Supplied data Start Marker

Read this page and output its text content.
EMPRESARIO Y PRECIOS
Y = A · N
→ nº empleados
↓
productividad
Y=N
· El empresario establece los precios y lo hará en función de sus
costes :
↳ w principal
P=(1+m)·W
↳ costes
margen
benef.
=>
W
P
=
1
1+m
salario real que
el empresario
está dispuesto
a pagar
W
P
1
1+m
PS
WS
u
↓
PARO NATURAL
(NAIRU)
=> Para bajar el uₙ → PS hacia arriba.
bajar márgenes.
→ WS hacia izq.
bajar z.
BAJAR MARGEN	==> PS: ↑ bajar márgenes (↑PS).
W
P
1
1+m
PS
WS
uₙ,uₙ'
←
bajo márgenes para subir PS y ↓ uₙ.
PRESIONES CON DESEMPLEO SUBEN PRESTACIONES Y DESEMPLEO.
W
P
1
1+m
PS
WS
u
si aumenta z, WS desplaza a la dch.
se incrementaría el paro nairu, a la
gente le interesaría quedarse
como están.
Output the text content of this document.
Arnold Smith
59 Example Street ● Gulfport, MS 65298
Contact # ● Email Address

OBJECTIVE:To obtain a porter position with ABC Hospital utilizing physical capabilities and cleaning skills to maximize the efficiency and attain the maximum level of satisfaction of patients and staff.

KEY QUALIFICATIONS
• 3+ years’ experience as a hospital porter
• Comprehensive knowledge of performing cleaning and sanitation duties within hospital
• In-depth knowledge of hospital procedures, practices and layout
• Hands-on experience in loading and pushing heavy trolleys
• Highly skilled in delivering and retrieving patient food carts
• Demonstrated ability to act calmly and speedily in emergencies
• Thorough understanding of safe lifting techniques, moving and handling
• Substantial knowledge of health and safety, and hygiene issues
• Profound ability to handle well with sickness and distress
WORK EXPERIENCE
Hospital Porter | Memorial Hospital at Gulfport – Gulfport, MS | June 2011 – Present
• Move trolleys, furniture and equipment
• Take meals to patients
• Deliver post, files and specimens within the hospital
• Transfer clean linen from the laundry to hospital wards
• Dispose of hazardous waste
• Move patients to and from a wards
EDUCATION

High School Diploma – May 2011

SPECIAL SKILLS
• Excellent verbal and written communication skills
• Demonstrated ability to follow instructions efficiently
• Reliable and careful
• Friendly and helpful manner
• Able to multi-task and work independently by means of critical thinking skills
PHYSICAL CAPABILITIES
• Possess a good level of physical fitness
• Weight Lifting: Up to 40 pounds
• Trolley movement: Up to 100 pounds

Supplied data End Marker

All of the entries, from the first line to the last, should be duplicated exactly.

Read this page and output its text content.
EMPRESARIO Y PRECIOS
Y = A · N
→ nº empleados
↓
productividad
Y=N
· El empresario establece los precios y lo hará en función de sus
costes :
↳ w principal
P=(1+m)·W
↳ costes
margen
benef.
=>
W
P
=
1
1+m
salario real que
el empresario
está dispuesto
a pagar
W
P
1
1+m
PS
WS
u
↓
PARO NATURAL
(NAIRU)
=> Para bajar el uₙ → PS hacia arriba.
bajar márgenes.
→ WS hacia izq.
bajar z.
BAJAR MARGEN	==> PS: ↑ bajar márgenes (↑PS).
W
P
1
1+m
PS
WS
uₙ,uₙ'
←
bajo márgenes para subir PS y ↓ uₙ.
PRESIONES CON DESEMPLEO SUBEN PRESTACIONES Y DESEMPLEO.
W
P
1
1+m
PS
WS
u
si aumenta z, WS desplaza a la dch.
se incrementaría el paro nairu, a la
gente le interesaría quedarse
como están.
Output the text content of this document.
Arnold Smith
59 Example Street ● Gulfport, MS 65298
Contact # ● Email Address

OBJECTIVE:To obtain a porter position with ABC Hospital utilizing physical capabilities and cleaning skills to maximize the efficiency and attain the maximum level of satisfaction of patients and staff.

KEY QUALIFICATIONS
• 3+ years’ experience as a hospital porter
• Comprehensive knowledge of performing cleaning and sanitation duties within hospital
• In-depth knowledge of hospital procedures, practices and layout
• Hands-on experience in loading and pushing heavy trolleys
• Highly skilled in delivering and retrieving patient food carts
• Demonstrated ability to act calmly and speedily in emergencies
• Thorough understanding of safe lifting techniques, moving and handling
• Substantial knowledge of health and safety, and hygiene issues
• Profound ability to handle well with sickness and distress
WORK EXPERIENCE
Hospital Porter | Memorial Hospital at Gulfport – Gulfport, MS | June 2011 – Present
• Move trolleys, furniture and equipment
• Take meals to patients
• Deliver post, files and specimens within the hospital
• Transfer clean linen from the laundry to hospital wards
• Dispose of hazardous waste
• Move patients to and from a wards
EDUCATION

High School Diploma – May 2011

SPECIAL SKILLS
• Excellent verbal and written communication skills
• Demonstrated ability to follow instructions efficiently
• Reliable and careful
• Friendly and helpful manner
• Able to multi-task and work independently by means of critical thinking skills
PHYSICAL CAPABILITIES
• Possess a good level of physical fitness
• Weight Lifting: Up to 40 pounds
• Trolley movement: Up to 100 pounds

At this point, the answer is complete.